> Task statement
Produce the listing below again, exactly as shown.

> Dataset records
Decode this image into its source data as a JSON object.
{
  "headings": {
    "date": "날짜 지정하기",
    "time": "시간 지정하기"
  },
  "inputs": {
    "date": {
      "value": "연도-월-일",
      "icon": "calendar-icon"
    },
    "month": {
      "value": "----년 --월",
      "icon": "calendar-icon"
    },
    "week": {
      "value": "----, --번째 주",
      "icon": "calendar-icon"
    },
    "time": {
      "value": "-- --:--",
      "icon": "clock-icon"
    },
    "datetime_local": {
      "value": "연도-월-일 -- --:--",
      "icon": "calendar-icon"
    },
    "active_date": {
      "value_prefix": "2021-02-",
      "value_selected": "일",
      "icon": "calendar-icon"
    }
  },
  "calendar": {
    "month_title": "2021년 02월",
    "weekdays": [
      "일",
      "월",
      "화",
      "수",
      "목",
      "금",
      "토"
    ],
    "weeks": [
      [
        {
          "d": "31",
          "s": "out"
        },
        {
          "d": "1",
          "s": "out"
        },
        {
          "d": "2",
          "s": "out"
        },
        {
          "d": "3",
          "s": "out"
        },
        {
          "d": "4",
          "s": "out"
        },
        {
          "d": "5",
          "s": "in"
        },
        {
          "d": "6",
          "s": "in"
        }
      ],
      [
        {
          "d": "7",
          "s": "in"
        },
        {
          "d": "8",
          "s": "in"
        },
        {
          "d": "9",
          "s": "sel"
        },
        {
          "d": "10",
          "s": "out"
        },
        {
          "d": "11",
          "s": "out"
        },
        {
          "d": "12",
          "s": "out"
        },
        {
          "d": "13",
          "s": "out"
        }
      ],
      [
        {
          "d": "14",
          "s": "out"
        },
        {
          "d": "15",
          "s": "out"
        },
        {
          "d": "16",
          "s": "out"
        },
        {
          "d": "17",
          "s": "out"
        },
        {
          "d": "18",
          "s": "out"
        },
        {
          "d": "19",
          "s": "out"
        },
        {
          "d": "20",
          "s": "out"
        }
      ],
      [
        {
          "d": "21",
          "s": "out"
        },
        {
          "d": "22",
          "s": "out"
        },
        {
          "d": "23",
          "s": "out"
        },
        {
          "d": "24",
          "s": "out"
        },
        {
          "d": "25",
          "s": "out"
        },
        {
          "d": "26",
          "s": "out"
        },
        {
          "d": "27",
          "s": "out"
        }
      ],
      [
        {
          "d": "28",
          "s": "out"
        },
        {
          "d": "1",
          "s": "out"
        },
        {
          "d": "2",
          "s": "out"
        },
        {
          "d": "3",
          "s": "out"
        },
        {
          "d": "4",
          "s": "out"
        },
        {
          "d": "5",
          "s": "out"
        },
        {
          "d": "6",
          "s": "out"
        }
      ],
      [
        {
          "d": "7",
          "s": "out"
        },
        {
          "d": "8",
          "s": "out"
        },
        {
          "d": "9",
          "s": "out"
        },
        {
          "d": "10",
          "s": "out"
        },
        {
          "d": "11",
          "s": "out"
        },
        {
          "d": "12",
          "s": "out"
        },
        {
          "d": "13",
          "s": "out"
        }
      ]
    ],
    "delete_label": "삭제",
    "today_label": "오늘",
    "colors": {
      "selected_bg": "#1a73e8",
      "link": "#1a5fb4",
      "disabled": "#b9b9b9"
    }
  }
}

> Solution to this task
Decode this image into its source data as a JSON object.
{
  "headings": {
    "date": "날짜 지정하기",
    "time": "시간 지정하기"
  },
  "inputs": {
    "date": {
      "value": "연도-월-일",
      "icon": "calendar-icon"
    },
    "month": {
      "value": "----년 --월",
      "icon": "calendar-icon"
    },
    "week": {
      "value": "----, --번째 주",
      "icon": "calendar-icon"
    },
    "time": {
      "value": "-- --:--",
      "icon": "clock-icon"
    },
    "datetime_local": {
      "value": "연도-월-일 -- --:--",
      "icon": "calendar-icon"
    },
    "active_date": {
      "value_prefix": "2021-02-",
      "value_selected": "일",
      "icon": "calendar-icon"
    }
  },
  "calendar": {
    "month_title": "2021년 02월",
    "weekdays": [
      "일",
      "월",
      "화",
      "수",
      "목",
      "금",
      "토"
    ],
    "weeks": [
      [
        {
          "d": "31",
          "s": "out"
        },
        {
          "d": "1",
          "s": "out"
        },
        {
          "d": "2",
          "s": "out"
        },
        {
          "d": "3",
          "s": "out"
        },
        {
          "d": "4",
          "s": "out"
        },
        {
          "d": "5",
          "s": "in"
        },
        {
          "d": "6",
          "s": "in"
        }
      ],
      [
        {
          "d": "7",
          "s": "in"
        },
        {
          "d": "8",
          "s": "in"
        },
        {
          "d": "9",
          "s": "sel"
        },
        {
          "d": "10",
          "s": "out"
        },
        {
          "d": "11",
          "s": "out"
        },
        {
          "d": "12",
          "s": "out"
        },
        {
          "d": "13",
          "s": "out"
        }
      ],
      [
        {
          "d": "14",
          "s": "out"
        },
        {
          "d": "15",
          "s": "out"
        },
        {
          "d": "16",
          "s": "out"
        },
        {
          "d": "17",
          "s": "out"
        },
        {
          "d": "18",
          "s": "out"
        },
        {
          "d": "19",
          "s": "out"
        },
        {
          "d": "20",
          "s": "out"
        }
      ],
      [
        {
          "d": "21",
          "s": "out"
        },
        {
          "d": "22",
          "s": "out"
        },
        {
          "d": "23",
          "s": "out"
        },
        {
          "d": "24",
          "s": "out"
        },
        {
          "d": "25",
          "s": "out"
        },
        {
          "d": "26",
          "s": "out"
        },
        {
          "d": "27",
          "s": "out"
        }
      ],
      [
        {
          "d": "28",
          "s": "out"
        },
        {
          "d": "1",
          "s": "out"
        },
        {
          "d": "2",
          "s": "out"
        },
        {
          "d": "3",
          "s": "out"
        },
        {
          "d": "4",
          "s": "out"
        },
        {
          "d": "5",
          "s": "out"
        },
        {
          "d": "6",
          "s": "out"
        }
      ],
      [
        {
          "d": "7",
          "s": "out"
        },
        {
          "d": "8",
          "s": "out"
        },
        {
          "d": "9",
          "s": "out"
        },
        {
          "d": "10",
          "s": "out"
        },
        {
          "d": "11",
          "s": "out"
        },
        {
          "d": "12",
          "s": "out"
        },
        {
          "d": "13",
          "s": "out"
        }
      ]
    ],
    "delete_label": "삭제",
    "today_label": "오늘",
    "colors": {
      "selected_bg": "#1a73e8",
      "link": "#1a5fb4",
      "disabled": "#b9b9b9"
    }
  }
}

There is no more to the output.